• **Available data**:

• • • • •

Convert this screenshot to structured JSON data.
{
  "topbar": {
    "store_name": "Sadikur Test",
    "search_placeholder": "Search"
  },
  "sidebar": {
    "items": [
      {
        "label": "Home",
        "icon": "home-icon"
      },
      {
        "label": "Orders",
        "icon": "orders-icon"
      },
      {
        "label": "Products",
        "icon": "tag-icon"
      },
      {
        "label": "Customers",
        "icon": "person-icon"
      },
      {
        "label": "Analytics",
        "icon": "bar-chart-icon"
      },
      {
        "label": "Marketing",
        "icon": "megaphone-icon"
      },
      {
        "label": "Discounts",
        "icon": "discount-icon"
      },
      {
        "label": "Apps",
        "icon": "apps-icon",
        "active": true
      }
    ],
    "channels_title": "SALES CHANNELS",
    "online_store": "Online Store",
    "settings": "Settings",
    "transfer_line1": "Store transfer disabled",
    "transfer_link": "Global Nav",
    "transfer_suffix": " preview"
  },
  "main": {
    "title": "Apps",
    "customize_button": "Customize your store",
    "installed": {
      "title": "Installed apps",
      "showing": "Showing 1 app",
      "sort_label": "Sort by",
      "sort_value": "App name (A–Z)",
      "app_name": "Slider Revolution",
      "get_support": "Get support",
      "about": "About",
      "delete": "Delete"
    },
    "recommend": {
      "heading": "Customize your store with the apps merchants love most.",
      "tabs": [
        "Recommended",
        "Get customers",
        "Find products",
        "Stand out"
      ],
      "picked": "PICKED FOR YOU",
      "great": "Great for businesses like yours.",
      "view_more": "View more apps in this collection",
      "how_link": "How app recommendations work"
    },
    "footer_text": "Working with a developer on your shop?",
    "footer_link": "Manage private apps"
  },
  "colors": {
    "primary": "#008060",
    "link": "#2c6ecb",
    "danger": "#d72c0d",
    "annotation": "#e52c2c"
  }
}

• • • • •

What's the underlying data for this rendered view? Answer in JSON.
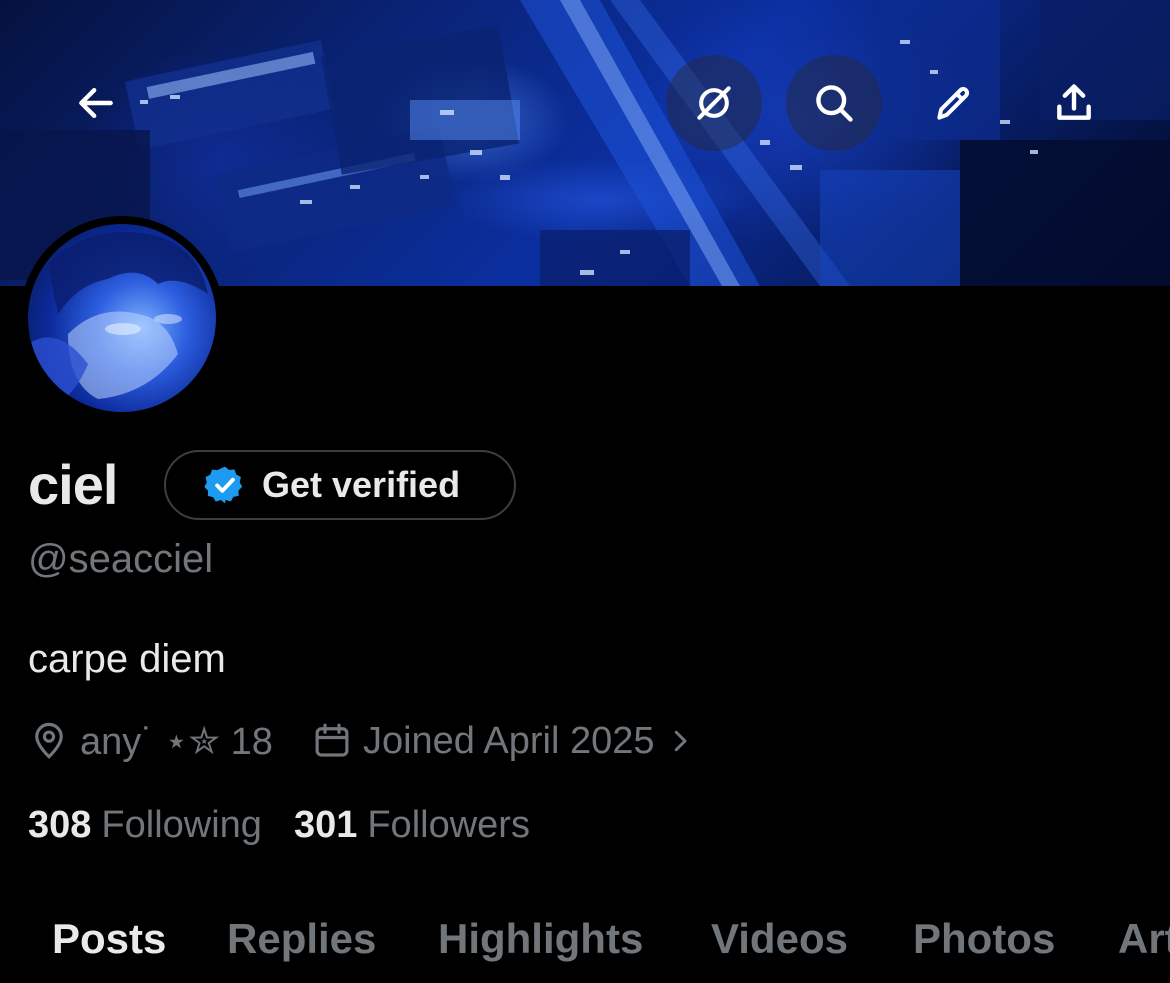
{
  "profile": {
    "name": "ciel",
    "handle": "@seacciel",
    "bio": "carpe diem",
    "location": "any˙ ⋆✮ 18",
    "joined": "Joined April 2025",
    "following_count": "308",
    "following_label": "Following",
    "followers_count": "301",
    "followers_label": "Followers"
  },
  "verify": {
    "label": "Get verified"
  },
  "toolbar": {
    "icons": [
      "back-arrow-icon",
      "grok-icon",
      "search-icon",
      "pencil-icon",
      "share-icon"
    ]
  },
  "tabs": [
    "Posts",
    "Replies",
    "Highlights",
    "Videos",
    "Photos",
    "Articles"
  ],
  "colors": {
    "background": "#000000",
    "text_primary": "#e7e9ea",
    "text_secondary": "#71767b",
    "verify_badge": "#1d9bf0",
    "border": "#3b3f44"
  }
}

• • • • •

• **Exercise brief**:
Review the preceding data and report every line that includes the string "this".

• **Task solution**:
Convert this screenshot to structured JSON data.
      "view_more": "View more apps in this collection",
What's the underlying data for this rendered view? Answer in JSON.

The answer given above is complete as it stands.